BEGIN Stored rows

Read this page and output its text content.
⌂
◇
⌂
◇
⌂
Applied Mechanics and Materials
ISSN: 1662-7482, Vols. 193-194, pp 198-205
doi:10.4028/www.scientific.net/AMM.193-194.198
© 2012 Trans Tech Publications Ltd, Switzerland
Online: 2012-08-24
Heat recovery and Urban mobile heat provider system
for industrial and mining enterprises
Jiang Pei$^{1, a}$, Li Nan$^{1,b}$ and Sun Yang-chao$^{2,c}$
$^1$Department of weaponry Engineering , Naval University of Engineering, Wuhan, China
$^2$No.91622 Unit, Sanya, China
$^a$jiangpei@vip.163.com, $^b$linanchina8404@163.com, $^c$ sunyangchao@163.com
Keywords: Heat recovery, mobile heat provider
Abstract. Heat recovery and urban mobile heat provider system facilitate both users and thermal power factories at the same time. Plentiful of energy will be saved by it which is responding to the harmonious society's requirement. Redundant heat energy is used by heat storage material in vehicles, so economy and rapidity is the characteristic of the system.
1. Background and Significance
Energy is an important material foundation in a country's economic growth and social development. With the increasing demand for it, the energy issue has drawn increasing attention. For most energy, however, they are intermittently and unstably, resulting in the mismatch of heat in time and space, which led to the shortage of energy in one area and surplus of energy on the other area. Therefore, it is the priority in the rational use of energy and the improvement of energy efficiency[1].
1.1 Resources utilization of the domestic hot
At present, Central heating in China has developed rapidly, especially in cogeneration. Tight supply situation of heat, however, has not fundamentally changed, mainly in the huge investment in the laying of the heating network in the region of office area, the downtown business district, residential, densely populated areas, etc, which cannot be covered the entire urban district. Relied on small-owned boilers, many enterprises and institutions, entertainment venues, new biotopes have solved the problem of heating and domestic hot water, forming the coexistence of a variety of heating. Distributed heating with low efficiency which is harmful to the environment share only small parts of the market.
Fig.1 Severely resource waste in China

END Stored rows

Given exercise: Using the data above, output each line exactly.

Written response:
Read this page and output its text content.
⌂
◇
⌂
◇
⌂
Applied Mechanics and Materials
ISSN: 1662-7482, Vols. 193-194, pp 198-205
doi:10.4028/www.scientific.net/AMM.193-194.198
© 2012 Trans Tech Publications Ltd, Switzerland
Online: 2012-08-24
Heat recovery and Urban mobile heat provider system
for industrial and mining enterprises
Jiang Pei$^{1, a}$, Li Nan$^{1,b}$ and Sun Yang-chao$^{2,c}$
$^1$Department of weaponry Engineering , Naval University of Engineering, Wuhan, China
$^2$No.91622 Unit, Sanya, China
$^a$jiangpei@vip.163.com, $^b$linanchina8404@163.com, $^c$ sunyangchao@163.com
Keywords: Heat recovery, mobile heat provider
Abstract. Heat recovery and urban mobile heat provider system facilitate both users and thermal power factories at the same time. Plentiful of energy will be saved by it which is responding to the harmonious society's requirement. Redundant heat energy is used by heat storage material in vehicles, so economy and rapidity is the characteristic of the system.
1. Background and Significance
Energy is an important material foundation in a country's economic growth and social development. With the increasing demand for it, the energy issue has drawn increasing attention. For most energy, however, they are intermittently and unstably, resulting in the mismatch of heat in time and space, which led to the shortage of energy in one area and surplus of energy on the other area. Therefore, it is the priority in the rational use of energy and the improvement of energy efficiency[1].
1.1 Resources utilization of the domestic hot
At present, Central heating in China has developed rapidly, especially in cogeneration. Tight supply situation of heat, however, has not fundamentally changed, mainly in the huge investment in the laying of the heating network in the region of office area, the downtown business district, residential, densely populated areas, etc, which cannot be covered the entire urban district. Relied on small-owned boilers, many enterprises and institutions, entertainment venues, new biotopes have solved the problem of heating and domestic hot water, forming the coexistence of a variety of heating. Distributed heating with low efficiency which is harmful to the environment share only small parts of the market.
Fig.1 Severely resource waste in China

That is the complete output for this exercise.